**Exercise instructions:** Write down every entry below once more, exactly.

(Data records)
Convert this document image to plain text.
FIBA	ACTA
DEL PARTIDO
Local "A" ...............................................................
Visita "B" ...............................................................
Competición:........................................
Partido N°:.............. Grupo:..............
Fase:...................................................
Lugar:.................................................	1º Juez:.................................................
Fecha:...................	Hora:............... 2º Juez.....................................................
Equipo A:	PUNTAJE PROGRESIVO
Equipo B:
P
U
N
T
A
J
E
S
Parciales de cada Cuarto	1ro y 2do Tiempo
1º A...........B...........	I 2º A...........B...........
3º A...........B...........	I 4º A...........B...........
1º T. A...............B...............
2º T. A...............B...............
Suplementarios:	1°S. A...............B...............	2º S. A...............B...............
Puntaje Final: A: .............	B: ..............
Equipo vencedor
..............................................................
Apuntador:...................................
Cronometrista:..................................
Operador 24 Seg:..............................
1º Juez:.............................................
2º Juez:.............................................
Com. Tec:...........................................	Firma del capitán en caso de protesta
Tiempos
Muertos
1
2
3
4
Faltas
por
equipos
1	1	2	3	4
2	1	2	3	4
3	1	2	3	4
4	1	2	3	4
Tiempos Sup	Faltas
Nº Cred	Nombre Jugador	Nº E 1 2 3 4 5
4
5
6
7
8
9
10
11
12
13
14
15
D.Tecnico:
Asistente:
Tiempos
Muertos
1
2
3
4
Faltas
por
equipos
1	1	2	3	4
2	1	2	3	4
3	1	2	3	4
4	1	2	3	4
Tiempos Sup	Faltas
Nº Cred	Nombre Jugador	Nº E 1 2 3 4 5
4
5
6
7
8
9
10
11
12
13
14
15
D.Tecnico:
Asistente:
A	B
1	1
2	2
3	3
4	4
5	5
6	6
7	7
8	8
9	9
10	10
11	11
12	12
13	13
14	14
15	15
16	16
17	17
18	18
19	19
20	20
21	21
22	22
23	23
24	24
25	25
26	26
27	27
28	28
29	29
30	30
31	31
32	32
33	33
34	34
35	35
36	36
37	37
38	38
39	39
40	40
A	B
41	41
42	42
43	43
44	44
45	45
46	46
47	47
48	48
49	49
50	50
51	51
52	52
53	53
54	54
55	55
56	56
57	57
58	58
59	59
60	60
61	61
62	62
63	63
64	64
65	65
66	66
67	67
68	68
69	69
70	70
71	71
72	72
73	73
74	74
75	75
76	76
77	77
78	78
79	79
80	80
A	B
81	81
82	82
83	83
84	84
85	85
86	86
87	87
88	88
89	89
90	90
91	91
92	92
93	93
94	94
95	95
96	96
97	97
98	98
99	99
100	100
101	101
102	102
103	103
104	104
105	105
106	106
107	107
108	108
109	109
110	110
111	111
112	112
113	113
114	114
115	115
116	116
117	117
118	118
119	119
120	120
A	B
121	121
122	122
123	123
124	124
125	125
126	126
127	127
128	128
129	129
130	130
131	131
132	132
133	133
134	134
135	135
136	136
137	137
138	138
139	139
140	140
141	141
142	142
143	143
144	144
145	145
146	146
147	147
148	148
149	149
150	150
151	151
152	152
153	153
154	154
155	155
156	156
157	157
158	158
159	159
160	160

**Correct answer:**
Convert this document image to plain text.
FIBA	ACTA
DEL PARTIDO
Local "A" ...............................................................
Visita "B" ...............................................................
Competición:........................................
Partido N°:.............. Grupo:..............
Fase:...................................................
Lugar:.................................................	1º Juez:.................................................
Fecha:...................	Hora:............... 2º Juez.....................................................
Equipo A:	PUNTAJE PROGRESIVO
Equipo B:
P
U
N
T
A
J
E
S
Parciales de cada Cuarto	1ro y 2do Tiempo
1º A...........B...........	I 2º A...........B...........
3º A...........B...........	I 4º A...........B...........
1º T. A...............B...............
2º T. A...............B...............
Suplementarios:	1°S. A...............B...............	2º S. A...............B...............
Puntaje Final: A: .............	B: ..............
Equipo vencedor
..............................................................
Apuntador:...................................
Cronometrista:..................................
Operador 24 Seg:..............................
1º Juez:.............................................
2º Juez:.............................................
Com. Tec:...........................................	Firma del capitán en caso de protesta
Tiempos
Muertos
1
2
3
4
Faltas
por
equipos
1	1	2	3	4
2	1	2	3	4
3	1	2	3	4
4	1	2	3	4
Tiempos Sup	Faltas
Nº Cred	Nombre Jugador	Nº E 1 2 3 4 5
4
5
6
7
8
9
10
11
12
13
14
15
D.Tecnico:
Asistente:
Tiempos
Muertos
1
2
3
4
Faltas
por
equipos
1	1	2	3	4
2	1	2	3	4
3	1	2	3	4
4	1	2	3	4
Tiempos Sup	Faltas
Nº Cred	Nombre Jugador	Nº E 1 2 3 4 5
4
5
6
7
8
9
10
11
12
13
14
15
D.Tecnico:
Asistente:
A	B
1	1
2	2
3	3
4	4
5	5
6	6
7	7
8	8
9	9
10	10
11	11
12	12
13	13
14	14
15	15
16	16
17	17
18	18
19	19
20	20
21	21
22	22
23	23
24	24
25	25
26	26
27	27
28	28
29	29
30	30
31	31
32	32
33	33
34	34
35	35
36	36
37	37
38	38
39	39
40	40
A	B
41	41
42	42
43	43
44	44
45	45
46	46
47	47
48	48
49	49
50	50
51	51
52	52
53	53
54	54
55	55
56	56
57	57
58	58
59	59
60	60
61	61
62	62
63	63
64	64
65	65
66	66
67	67
68	68
69	69
70	70
71	71
72	72
73	73
74	74
75	75
76	76
77	77
78	78
79	79
80	80
A	B
81	81
82	82
83	83
84	84
85	85
86	86
87	87
88	88
89	89
90	90
91	91
92	92
93	93
94	94
95	95
96	96
97	97
98	98
99	99
100	100
101	101
102	102
103	103
104	104
105	105
106	106
107	107
108	108
109	109
110	110
111	111
112	112
113	113
114	114
115	115
116	116
117	117
118	118
119	119
120	120
A	B
121	121
122	122
123	123
124	124
125	125
126	126
127	127
128	128
129	129
130	130
131	131
132	132
133	133
134	134
135	135
136	136
137	137
138	138
139	139
140	140
141	141
142	142
143	143
144	144
145	145
146	146
147	147
148	148
149	149
150	150
151	151
152	152
153	153
154	154
155	155
156	156
157	157
158	158
159	159
160	160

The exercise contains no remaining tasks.